• **Request**: Copy out the listing that follows, exact in every word, and skip the images.

(Source records)

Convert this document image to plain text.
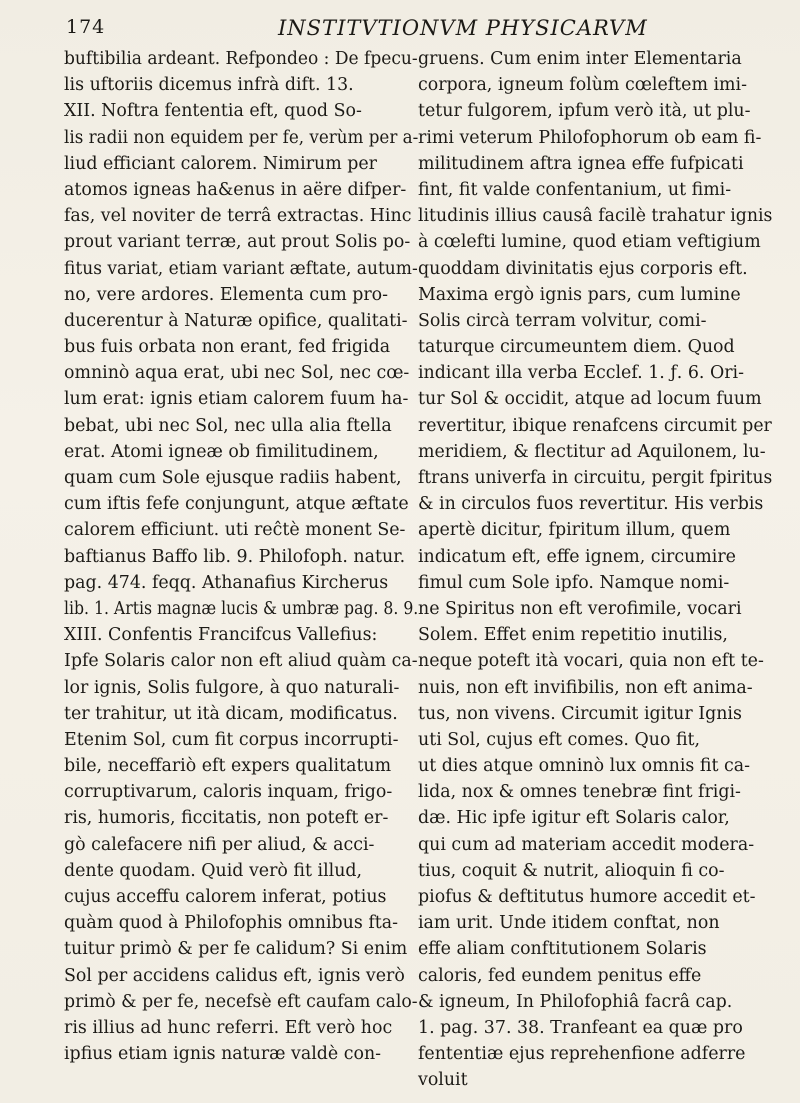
174	INSTITVTIONVM PHYSICARVM
buftibilia ardeant. Refpondeo : De fpecu-
lis uftoriis dicemus infrà dift. 13.
XII. Noftra fententia eft, quod So-
lis radii non equidem per fe, verùm per a-
liud efficiant calorem. Nimirum per
atomos igneas ha&enus in aëre difper-
fas, vel noviter de terrâ extractas. Hinc
prout variant terræ, aut prout Solis po-
fitus variat, etiam variant æftate, autum-
no, vere ardores. Elementa cum pro-
ducerentur à Naturæ opifice, qualitati-
bus fuis orbata non erant, fed frigida
omninò aqua erat, ubi nec Sol, nec cœ-
lum erat: ignis etiam calorem fuum ha-
bebat, ubi nec Sol, nec ulla alia ftella
erat. Atomi igneæ ob fimilitudinem,
quam cum Sole ejusque radiis habent,
cum iftis fefe conjungunt, atque æftate
calorem efficiunt. uti reĉtè monent Se-
baftianus Baffo lib. 9. Philofoph. natur.
pag. 474. feqq. Athanafius Kircherus
lib. 1. Artis magnæ lucis & umbræ pag. 8. 9.
XIII. Confentis Francifcus Vallefius:
Ipfe Solaris calor non eft aliud quàm ca-
lor ignis, Solis fulgore, à quo naturali-
ter trahitur, ut ità dicam, modificatus.
Etenim Sol, cum fit corpus incorrupti-
bile, neceffariò eft expers qualitatum
corruptivarum, caloris inquam, frigo-
ris, humoris, ficcitatis, non poteft er-
gò calefacere nifi per aliud, & acci-
dente quodam. Quid verò fit illud,
cujus acceffu calorem inferat, potius
quàm quod à Philofophis omnibus fta-
tuitur primò & per fe calidum? Si enim
Sol per accidens calidus eft, ignis verò
primò & per fe, necefsè eft caufam calo-
ris illius ad hunc referri. Eft verò hoc
ipfius etiam ignis naturæ valdè con-
gruens. Cum enim inter Elementaria
corpora, igneum folùm cœleftem imi-
tetur fulgorem, ipfum verò ità, ut plu-
rimi veterum Philofophorum ob eam fi-
militudinem aftra ignea effe fufpicati
fint, fit valde confentanium, ut fimi-
litudinis illius causâ facilè trahatur ignis
à cœlefti lumine, quod etiam veftigium
quoddam divinitatis ejus corporis eft.
Maxima ergò ignis pars, cum lumine
Solis circà terram volvitur, comi-
taturque circumeuntem diem. Quod
indicant illa verba Ecclef. 1. ƒ. 6. Ori-
tur Sol & occidit, atque ad locum fuum
revertitur, ibique renafcens circumit per
meridiem, & flectitur ad Aquilonem, lu-
ftrans univerfa in circuitu, pergit fpiritus
& in circulos fuos revertitur. His verbis
apertè dicitur, fpiritum illum, quem
indicatum eft, effe ignem, circumire
fimul cum Sole ipfo. Namque nomi-
ne Spiritus non eft verofimile, vocari
Solem. Effet enim repetitio inutilis,
neque poteft ità vocari, quia non eft te-
nuis, non eft invifibilis, non eft anima-
tus, non vivens. Circumit igitur Ignis
uti Sol, cujus eft comes. Quo fit,
ut dies atque omninò lux omnis fit ca-
lida, nox & omnes tenebræ fint frigi-
dæ. Hic ipfe igitur eft Solaris calor,
qui cum ad materiam accedit modera-
tius, coquit & nutrit, alioquin fi co-
piofus & deftitutus humore accedit et-
iam urit. Unde itidem conftat, non
effe aliam conftitutionem Solaris
caloris, fed eundem penitus effe
& igneum, In Philofophiâ facrâ cap.
1. pag. 37. 38. Tranfeant ea quæ pro
fententiæ ejus reprehenfione adferre
voluit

• **Answer to this problem**:
Convert this document image to plain text.
174	INSTITVTIONVM PHYSICARVM
buftibilia ardeant. Refpondeo : De fpecu-
lis uftoriis dicemus infrà dift. 13.
XII. Noftra fententia eft, quod So-
lis radii non equidem per fe, verùm per a-
liud efficiant calorem. Nimirum per
atomos igneas ha&enus in aëre difper-
fas, vel noviter de terrâ extractas. Hinc
prout variant terræ, aut prout Solis po-
fitus variat, etiam variant æftate, autum-
no, vere ardores. Elementa cum pro-
ducerentur à Naturæ opifice, qualitati-
bus fuis orbata non erant, fed frigida
omninò aqua erat, ubi nec Sol, nec cœ-
lum erat: ignis etiam calorem fuum ha-
bebat, ubi nec Sol, nec ulla alia ftella
erat. Atomi igneæ ob fimilitudinem,
quam cum Sole ejusque radiis habent,
cum iftis fefe conjungunt, atque æftate
calorem efficiunt. uti reĉtè monent Se-
baftianus Baffo lib. 9. Philofoph. natur.
pag. 474. feqq. Athanafius Kircherus
lib. 1. Artis magnæ lucis & umbræ pag. 8. 9.
XIII. Confentis Francifcus Vallefius:
Ipfe Solaris calor non eft aliud quàm ca-
lor ignis, Solis fulgore, à quo naturali-
ter trahitur, ut ità dicam, modificatus.
Etenim Sol, cum fit corpus incorrupti-
bile, neceffariò eft expers qualitatum
corruptivarum, caloris inquam, frigo-
ris, humoris, ficcitatis, non poteft er-
gò calefacere nifi per aliud, & acci-
dente quodam. Quid verò fit illud,
cujus acceffu calorem inferat, potius
quàm quod à Philofophis omnibus fta-
tuitur primò & per fe calidum? Si enim
Sol per accidens calidus eft, ignis verò
primò & per fe, necefsè eft caufam calo-
ris illius ad hunc referri. Eft verò hoc
ipfius etiam ignis naturæ valdè con-
gruens. Cum enim inter Elementaria
corpora, igneum folùm cœleftem imi-
tetur fulgorem, ipfum verò ità, ut plu-
rimi veterum Philofophorum ob eam fi-
militudinem aftra ignea effe fufpicati
fint, fit valde confentanium, ut fimi-
litudinis illius causâ facilè trahatur ignis
à cœlefti lumine, quod etiam veftigium
quoddam divinitatis ejus corporis eft.
Maxima ergò ignis pars, cum lumine
Solis circà terram volvitur, comi-
taturque circumeuntem diem. Quod
indicant illa verba Ecclef. 1. ƒ. 6. Ori-
tur Sol & occidit, atque ad locum fuum
revertitur, ibique renafcens circumit per
meridiem, & flectitur ad Aquilonem, lu-
ftrans univerfa in circuitu, pergit fpiritus
& in circulos fuos revertitur. His verbis
apertè dicitur, fpiritum illum, quem
indicatum eft, effe ignem, circumire
fimul cum Sole ipfo. Namque nomi-
ne Spiritus non eft verofimile, vocari
Solem. Effet enim repetitio inutilis,
neque poteft ità vocari, quia non eft te-
nuis, non eft invifibilis, non eft anima-
tus, non vivens. Circumit igitur Ignis
uti Sol, cujus eft comes. Quo fit,
ut dies atque omninò lux omnis fit ca-
lida, nox & omnes tenebræ fint frigi-
dæ. Hic ipfe igitur eft Solaris calor,
qui cum ad materiam accedit modera-
tius, coquit & nutrit, alioquin fi co-
piofus & deftitutus humore accedit et-
iam urit. Unde itidem conftat, non
effe aliam conftitutionem Solaris
caloris, fed eundem penitus effe
& igneum, In Philofophiâ facrâ cap.
1. pag. 37. 38. Tranfeant ea quæ pro
fententiæ ejus reprehenfione adferre
voluit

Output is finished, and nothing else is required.